Transcribe word for word each line from the one containing "Type out the text in this image." to the final line of the data, both included. Skip the pictures.

Extracted data entries
◇ ◇ ◇ ◇ ◇

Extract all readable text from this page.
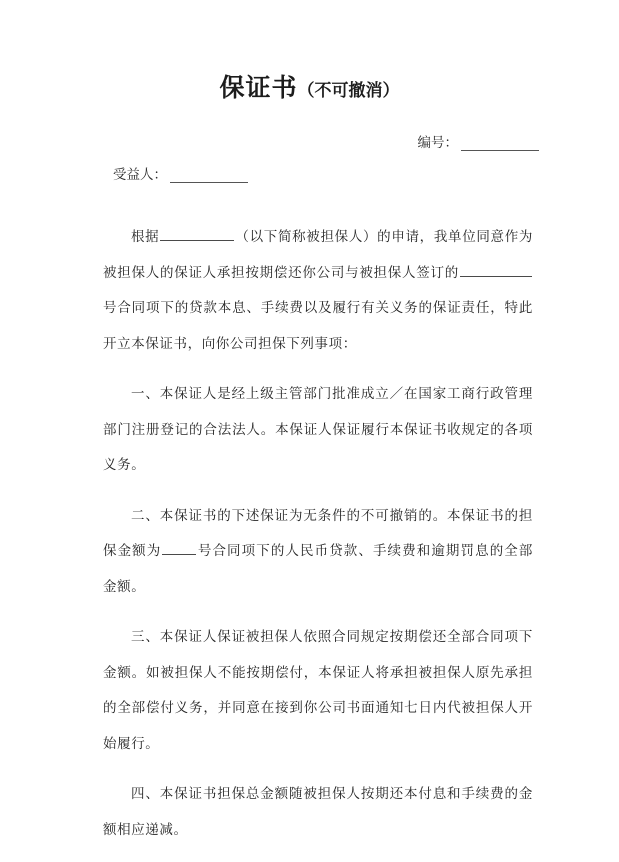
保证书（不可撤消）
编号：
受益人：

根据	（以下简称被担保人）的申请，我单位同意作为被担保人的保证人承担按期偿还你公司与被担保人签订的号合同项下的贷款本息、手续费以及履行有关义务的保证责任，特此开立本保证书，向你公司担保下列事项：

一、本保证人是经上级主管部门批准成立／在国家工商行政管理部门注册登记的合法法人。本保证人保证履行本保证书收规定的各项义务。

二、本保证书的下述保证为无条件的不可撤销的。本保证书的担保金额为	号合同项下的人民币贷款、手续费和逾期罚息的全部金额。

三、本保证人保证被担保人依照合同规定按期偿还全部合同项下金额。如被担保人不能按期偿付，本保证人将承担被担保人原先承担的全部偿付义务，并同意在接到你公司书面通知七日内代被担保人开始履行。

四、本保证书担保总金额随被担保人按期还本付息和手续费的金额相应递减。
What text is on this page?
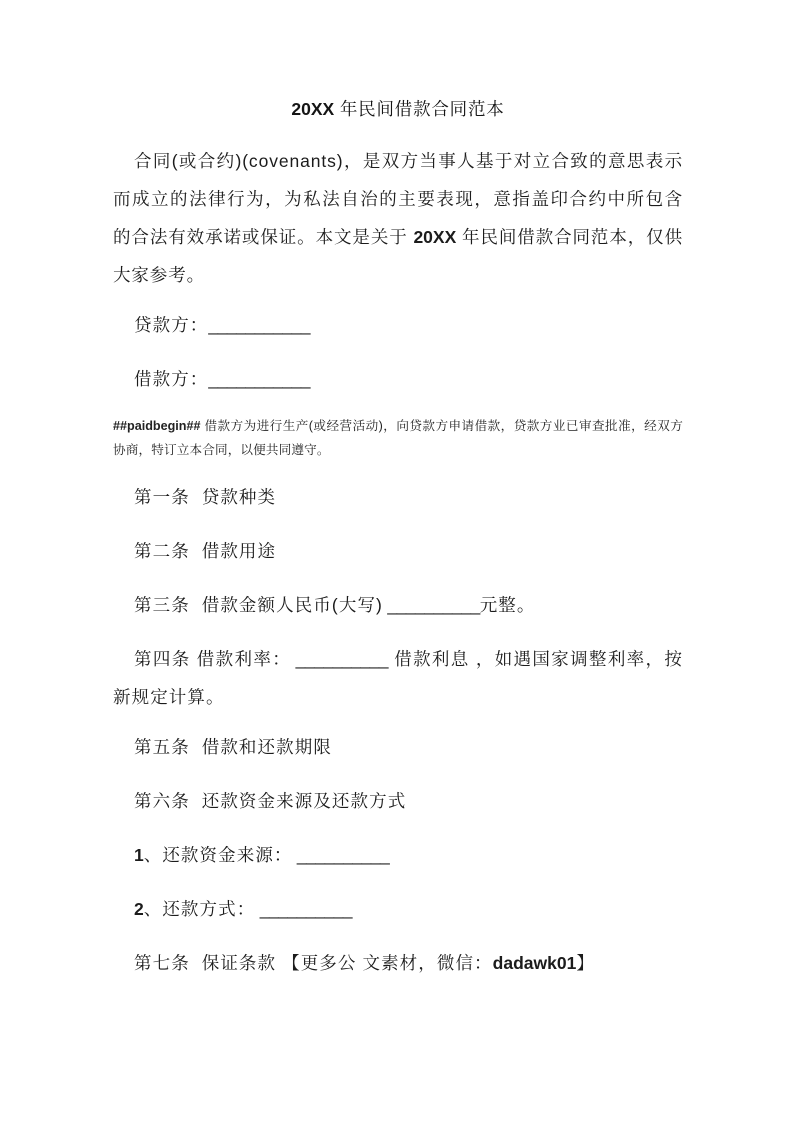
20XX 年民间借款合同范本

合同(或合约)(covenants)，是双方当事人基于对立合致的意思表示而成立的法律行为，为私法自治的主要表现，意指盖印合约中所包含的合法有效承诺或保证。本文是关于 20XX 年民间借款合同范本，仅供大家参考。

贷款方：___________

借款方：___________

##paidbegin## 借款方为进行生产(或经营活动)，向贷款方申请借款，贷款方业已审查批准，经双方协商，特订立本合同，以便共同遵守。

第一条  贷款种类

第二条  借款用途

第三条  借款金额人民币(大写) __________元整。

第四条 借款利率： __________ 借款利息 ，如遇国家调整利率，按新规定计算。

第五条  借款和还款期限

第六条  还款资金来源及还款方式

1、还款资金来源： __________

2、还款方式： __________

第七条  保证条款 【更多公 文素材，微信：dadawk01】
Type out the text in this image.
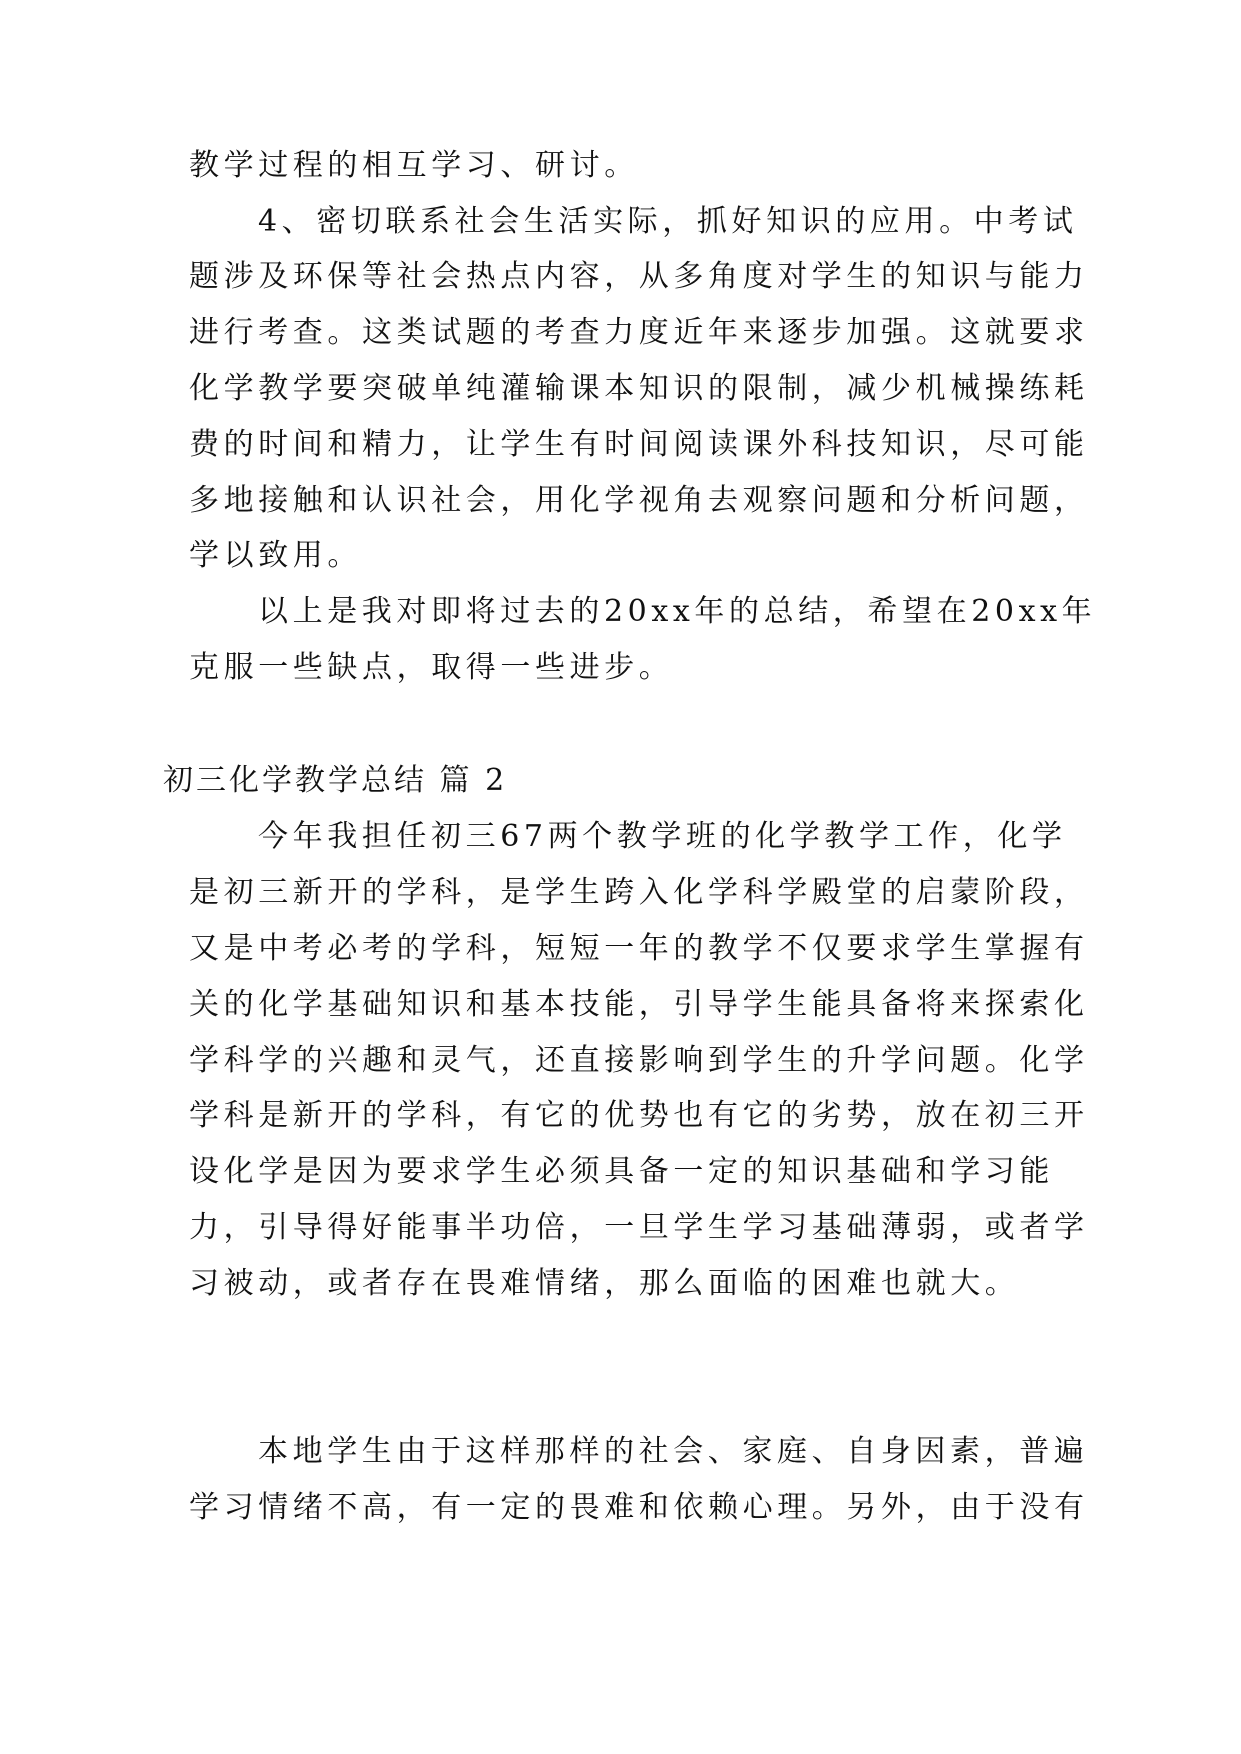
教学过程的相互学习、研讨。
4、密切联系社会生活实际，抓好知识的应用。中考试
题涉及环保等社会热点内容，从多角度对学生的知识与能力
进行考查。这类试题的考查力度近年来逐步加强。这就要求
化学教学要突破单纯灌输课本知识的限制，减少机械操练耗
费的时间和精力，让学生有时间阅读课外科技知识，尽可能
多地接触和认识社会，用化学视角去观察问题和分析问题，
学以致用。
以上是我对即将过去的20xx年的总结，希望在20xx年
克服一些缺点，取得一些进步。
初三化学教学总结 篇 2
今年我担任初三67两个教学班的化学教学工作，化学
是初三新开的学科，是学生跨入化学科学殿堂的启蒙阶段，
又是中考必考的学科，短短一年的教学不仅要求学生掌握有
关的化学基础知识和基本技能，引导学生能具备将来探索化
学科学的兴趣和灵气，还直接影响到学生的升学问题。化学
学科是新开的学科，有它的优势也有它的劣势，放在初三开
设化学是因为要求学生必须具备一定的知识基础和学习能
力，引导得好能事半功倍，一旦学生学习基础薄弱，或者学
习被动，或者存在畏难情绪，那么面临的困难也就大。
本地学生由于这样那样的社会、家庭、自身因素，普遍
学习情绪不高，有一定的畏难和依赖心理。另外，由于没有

◇ ◇ ◇ ◇ ◇

RESPONSE FOR THIS EXERCISE
Type out the text in this image.
教学过程的相互学习、研讨。
4、密切联系社会生活实际，抓好知识的应用。中考试
题涉及环保等社会热点内容，从多角度对学生的知识与能力
进行考查。这类试题的考查力度近年来逐步加强。这就要求
化学教学要突破单纯灌输课本知识的限制，减少机械操练耗
费的时间和精力，让学生有时间阅读课外科技知识，尽可能
多地接触和认识社会，用化学视角去观察问题和分析问题，
学以致用。
以上是我对即将过去的20xx年的总结，希望在20xx年
克服一些缺点，取得一些进步。
初三化学教学总结 篇 2
今年我担任初三67两个教学班的化学教学工作，化学
是初三新开的学科，是学生跨入化学科学殿堂的启蒙阶段，
又是中考必考的学科，短短一年的教学不仅要求学生掌握有
关的化学基础知识和基本技能，引导学生能具备将来探索化
学科学的兴趣和灵气，还直接影响到学生的升学问题。化学
学科是新开的学科，有它的优势也有它的劣势，放在初三开
设化学是因为要求学生必须具备一定的知识基础和学习能
力，引导得好能事半功倍，一旦学生学习基础薄弱，或者学
习被动，或者存在畏难情绪，那么面临的困难也就大。
本地学生由于这样那样的社会、家庭、自身因素，普遍
学习情绪不高，有一定的畏难和依赖心理。另外，由于没有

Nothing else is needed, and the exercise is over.